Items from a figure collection
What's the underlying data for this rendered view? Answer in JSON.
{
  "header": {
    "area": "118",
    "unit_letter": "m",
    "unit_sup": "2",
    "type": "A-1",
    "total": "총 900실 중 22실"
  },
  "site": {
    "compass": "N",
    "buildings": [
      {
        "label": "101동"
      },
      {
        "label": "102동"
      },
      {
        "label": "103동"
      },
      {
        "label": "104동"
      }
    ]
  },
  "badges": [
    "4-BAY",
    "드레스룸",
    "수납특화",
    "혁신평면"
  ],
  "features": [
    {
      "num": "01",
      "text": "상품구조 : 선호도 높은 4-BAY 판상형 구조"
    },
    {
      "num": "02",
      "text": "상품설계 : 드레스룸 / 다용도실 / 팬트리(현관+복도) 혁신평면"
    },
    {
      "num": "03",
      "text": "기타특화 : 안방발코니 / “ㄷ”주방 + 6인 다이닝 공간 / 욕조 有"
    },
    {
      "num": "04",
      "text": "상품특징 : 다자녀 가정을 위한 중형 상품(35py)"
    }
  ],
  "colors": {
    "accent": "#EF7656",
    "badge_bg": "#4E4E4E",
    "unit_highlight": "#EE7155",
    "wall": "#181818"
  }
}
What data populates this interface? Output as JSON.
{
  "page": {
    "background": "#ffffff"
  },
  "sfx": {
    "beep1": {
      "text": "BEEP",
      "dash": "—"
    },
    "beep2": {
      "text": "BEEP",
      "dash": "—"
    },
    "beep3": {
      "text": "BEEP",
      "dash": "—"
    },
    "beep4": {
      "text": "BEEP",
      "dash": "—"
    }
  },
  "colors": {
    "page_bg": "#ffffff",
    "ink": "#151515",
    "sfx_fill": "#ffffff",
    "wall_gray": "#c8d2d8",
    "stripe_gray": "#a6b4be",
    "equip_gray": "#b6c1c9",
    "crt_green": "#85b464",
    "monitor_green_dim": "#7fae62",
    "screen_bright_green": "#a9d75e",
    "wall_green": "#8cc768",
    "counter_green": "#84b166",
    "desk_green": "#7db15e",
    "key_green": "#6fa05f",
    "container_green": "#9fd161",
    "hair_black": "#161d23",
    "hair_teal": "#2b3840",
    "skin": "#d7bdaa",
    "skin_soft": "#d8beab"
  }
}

* **WRITTEN TASK**
Nothing outside the span should appear: transcribe the lines from the one containing "What data populates" through the last line of the records.

* **TASK RESPONSE**
What data populates this interface? Output as JSON.
{
  "page": {
    "background": "#ffffff"
  },
  "sfx": {
    "beep1": {
      "text": "BEEP",
      "dash": "—"
    },
    "beep2": {
      "text": "BEEP",
      "dash": "—"
    },
    "beep3": {
      "text": "BEEP",
      "dash": "—"
    },
    "beep4": {
      "text": "BEEP",
      "dash": "—"
    }
  },
  "colors": {
    "page_bg": "#ffffff",
    "ink": "#151515",
    "sfx_fill": "#ffffff",
    "wall_gray": "#c8d2d8",
    "stripe_gray": "#a6b4be",
    "equip_gray": "#b6c1c9",
    "crt_green": "#85b464",
    "monitor_green_dim": "#7fae62",
    "screen_bright_green": "#a9d75e",
    "wall_green": "#8cc768",
    "counter_green": "#84b166",
    "desk_green": "#7db15e",
    "key_green": "#6fa05f",
    "container_green": "#9fd161",
    "hair_black": "#161d23",
    "hair_teal": "#2b3840",
    "skin": "#d7bdaa",
    "skin_soft": "#d8beab"
  }
}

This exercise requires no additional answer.